- EXTRACTED DATA

───

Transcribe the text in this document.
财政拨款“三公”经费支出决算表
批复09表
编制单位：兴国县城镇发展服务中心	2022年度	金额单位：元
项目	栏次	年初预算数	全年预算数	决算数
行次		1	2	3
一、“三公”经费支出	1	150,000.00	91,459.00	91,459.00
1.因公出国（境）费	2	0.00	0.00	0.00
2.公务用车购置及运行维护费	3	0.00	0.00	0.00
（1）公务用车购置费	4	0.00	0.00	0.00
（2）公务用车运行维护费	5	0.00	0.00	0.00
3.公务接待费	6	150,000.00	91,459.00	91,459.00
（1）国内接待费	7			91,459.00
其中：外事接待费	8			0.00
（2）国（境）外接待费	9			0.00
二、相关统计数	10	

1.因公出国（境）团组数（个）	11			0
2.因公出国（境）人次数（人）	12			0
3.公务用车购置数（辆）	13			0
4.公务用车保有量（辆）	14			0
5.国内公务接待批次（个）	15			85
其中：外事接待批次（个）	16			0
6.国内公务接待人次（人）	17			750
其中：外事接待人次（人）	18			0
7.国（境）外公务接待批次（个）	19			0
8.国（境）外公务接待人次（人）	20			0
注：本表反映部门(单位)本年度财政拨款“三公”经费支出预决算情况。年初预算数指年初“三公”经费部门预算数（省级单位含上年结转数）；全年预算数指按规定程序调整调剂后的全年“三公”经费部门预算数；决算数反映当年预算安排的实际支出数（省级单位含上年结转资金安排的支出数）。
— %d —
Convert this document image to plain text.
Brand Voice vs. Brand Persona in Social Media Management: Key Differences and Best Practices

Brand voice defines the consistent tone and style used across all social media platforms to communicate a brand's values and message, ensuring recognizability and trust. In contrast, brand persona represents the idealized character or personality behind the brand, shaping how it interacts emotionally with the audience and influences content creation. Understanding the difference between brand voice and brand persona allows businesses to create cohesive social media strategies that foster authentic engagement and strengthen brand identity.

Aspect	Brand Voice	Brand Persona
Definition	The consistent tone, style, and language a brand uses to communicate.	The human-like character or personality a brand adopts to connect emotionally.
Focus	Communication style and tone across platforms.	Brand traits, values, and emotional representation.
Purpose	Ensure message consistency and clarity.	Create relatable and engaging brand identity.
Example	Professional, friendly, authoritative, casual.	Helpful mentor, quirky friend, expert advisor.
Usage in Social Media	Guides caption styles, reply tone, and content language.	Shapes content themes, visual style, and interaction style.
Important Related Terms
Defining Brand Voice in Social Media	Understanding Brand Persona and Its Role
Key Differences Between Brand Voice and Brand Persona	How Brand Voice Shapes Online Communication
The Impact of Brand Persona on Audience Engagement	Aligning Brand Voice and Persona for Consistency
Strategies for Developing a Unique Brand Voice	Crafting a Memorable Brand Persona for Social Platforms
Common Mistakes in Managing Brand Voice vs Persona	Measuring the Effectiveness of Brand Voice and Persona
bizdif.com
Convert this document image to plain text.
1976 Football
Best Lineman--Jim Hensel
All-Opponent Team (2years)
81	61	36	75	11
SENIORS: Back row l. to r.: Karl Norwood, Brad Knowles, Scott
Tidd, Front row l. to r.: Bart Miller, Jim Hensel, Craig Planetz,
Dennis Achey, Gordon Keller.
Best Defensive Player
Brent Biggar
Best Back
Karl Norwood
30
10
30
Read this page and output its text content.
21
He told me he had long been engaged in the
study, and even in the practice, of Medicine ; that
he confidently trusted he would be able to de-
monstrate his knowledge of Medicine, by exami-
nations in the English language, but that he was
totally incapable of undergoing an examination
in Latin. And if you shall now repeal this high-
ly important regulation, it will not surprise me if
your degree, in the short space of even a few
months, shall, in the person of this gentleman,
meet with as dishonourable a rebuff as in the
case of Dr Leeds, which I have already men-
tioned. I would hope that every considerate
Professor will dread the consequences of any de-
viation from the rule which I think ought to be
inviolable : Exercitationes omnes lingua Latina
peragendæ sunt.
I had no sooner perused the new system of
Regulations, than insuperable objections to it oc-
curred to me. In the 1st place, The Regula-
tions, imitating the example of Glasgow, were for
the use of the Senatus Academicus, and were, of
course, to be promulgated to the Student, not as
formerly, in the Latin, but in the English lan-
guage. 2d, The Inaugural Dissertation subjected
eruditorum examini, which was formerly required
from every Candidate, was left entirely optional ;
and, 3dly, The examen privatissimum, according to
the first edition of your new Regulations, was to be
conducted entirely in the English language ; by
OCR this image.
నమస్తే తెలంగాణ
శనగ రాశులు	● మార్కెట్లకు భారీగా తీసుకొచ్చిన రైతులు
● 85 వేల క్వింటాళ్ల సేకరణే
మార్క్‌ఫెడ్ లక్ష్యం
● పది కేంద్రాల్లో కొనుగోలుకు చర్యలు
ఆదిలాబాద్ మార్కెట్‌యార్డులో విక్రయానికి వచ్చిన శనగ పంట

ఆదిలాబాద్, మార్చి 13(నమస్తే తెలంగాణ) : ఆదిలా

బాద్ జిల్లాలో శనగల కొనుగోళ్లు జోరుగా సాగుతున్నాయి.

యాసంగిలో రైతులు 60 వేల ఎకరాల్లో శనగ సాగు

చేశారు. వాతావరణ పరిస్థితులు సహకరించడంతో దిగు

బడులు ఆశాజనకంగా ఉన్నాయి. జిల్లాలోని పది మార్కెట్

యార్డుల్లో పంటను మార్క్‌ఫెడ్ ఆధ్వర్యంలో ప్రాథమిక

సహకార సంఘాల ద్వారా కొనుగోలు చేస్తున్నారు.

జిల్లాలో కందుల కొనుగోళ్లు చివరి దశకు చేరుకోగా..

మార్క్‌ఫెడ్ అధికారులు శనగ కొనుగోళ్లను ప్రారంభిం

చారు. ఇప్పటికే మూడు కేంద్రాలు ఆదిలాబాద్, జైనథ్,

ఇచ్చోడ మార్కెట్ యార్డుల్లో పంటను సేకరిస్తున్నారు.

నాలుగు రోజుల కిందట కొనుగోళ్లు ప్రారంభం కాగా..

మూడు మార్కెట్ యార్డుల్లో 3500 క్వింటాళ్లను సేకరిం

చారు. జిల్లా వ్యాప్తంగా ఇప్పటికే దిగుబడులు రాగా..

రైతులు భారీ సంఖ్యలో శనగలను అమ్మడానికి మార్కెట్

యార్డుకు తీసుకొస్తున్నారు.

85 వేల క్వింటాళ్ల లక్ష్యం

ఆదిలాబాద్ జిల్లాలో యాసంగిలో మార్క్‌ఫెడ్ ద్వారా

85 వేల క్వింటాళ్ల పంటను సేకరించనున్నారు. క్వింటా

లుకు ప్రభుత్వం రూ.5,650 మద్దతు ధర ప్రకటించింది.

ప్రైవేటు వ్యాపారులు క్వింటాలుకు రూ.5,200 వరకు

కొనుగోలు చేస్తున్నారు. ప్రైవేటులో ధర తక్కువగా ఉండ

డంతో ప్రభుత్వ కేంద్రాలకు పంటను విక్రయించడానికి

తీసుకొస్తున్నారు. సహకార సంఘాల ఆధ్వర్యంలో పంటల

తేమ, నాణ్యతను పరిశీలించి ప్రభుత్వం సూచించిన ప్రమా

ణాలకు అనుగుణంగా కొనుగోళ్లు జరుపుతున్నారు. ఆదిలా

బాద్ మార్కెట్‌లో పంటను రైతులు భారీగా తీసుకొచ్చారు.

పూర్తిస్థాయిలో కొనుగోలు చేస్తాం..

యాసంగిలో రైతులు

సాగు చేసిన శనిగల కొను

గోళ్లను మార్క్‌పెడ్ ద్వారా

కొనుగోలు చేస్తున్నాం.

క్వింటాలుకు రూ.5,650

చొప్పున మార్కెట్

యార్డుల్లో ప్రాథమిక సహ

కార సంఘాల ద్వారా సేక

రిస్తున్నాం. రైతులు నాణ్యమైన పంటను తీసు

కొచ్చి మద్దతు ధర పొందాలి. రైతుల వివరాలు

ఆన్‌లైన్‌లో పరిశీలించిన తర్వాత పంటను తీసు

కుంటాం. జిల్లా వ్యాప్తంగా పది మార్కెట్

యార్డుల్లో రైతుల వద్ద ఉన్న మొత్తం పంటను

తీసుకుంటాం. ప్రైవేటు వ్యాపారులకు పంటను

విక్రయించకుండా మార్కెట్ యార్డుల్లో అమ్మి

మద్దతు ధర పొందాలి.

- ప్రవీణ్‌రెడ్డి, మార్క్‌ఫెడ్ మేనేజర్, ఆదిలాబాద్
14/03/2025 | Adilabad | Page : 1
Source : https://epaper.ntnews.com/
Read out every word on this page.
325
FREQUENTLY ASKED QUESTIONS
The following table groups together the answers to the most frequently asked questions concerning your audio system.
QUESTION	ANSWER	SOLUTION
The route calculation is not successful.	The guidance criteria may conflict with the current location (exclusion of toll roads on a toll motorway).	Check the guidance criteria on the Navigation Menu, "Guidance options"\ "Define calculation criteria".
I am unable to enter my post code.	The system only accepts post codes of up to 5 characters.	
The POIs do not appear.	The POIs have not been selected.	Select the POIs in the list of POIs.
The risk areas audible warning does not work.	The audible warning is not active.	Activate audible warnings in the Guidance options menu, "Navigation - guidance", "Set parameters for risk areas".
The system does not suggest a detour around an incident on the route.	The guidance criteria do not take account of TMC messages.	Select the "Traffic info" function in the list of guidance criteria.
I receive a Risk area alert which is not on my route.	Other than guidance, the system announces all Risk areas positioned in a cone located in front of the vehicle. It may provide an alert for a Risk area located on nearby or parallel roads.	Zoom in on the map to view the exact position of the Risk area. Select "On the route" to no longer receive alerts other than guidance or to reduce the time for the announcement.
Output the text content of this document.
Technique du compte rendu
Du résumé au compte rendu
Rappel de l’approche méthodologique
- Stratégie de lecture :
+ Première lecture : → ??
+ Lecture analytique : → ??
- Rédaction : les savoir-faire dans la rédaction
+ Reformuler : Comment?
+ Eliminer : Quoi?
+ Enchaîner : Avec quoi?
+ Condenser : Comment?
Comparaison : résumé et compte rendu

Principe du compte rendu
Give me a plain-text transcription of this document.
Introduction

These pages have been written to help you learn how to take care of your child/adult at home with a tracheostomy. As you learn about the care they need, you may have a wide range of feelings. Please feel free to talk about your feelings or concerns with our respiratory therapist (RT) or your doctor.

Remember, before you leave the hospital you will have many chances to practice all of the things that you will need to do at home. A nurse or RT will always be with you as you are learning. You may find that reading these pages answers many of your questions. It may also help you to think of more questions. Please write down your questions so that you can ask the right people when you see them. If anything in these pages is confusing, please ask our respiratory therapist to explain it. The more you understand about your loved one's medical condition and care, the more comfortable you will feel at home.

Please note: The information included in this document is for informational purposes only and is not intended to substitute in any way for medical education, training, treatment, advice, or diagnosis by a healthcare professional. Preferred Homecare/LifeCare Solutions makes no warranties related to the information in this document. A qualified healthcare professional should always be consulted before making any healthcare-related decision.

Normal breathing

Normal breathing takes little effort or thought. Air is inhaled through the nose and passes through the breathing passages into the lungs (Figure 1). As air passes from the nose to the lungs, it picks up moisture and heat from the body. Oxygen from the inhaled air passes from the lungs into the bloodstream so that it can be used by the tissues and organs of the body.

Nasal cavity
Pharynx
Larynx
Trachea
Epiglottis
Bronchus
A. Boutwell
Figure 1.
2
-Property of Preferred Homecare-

───

- SHORT TASK
Repeat the line that contains "Give me a plain-text", then every line after it until the records end, with nothing added.

- WRITTEN RESPONSE
Give me a plain-text transcription of this document.
Introduction

These pages have been written to help you learn how to take care of your child/adult at home with a tracheostomy. As you learn about the care they need, you may have a wide range of feelings. Please feel free to talk about your feelings or concerns with our respiratory therapist (RT) or your doctor.

Remember, before you leave the hospital you will have many chances to practice all of the things that you will need to do at home. A nurse or RT will always be with you as you are learning. You may find that reading these pages answers many of your questions. It may also help you to think of more questions. Please write down your questions so that you can ask the right people when you see them. If anything in these pages is confusing, please ask our respiratory therapist to explain it. The more you understand about your loved one's medical condition and care, the more comfortable you will feel at home.

Please note: The information included in this document is for informational purposes only and is not intended to substitute in any way for medical education, training, treatment, advice, or diagnosis by a healthcare professional. Preferred Homecare/LifeCare Solutions makes no warranties related to the information in this document. A qualified healthcare professional should always be consulted before making any healthcare-related decision.

Normal breathing

Normal breathing takes little effort or thought. Air is inhaled through the nose and passes through the breathing passages into the lungs (Figure 1). As air passes from the nose to the lungs, it picks up moisture and heat from the body. Oxygen from the inhaled air passes from the lungs into the bloodstream so that it can be used by the tissues and organs of the body.

Nasal cavity
Pharynx
Larynx
Trachea
Epiglottis
Bronchus
A. Boutwell
Figure 1.
2
-Property of Preferred Homecare-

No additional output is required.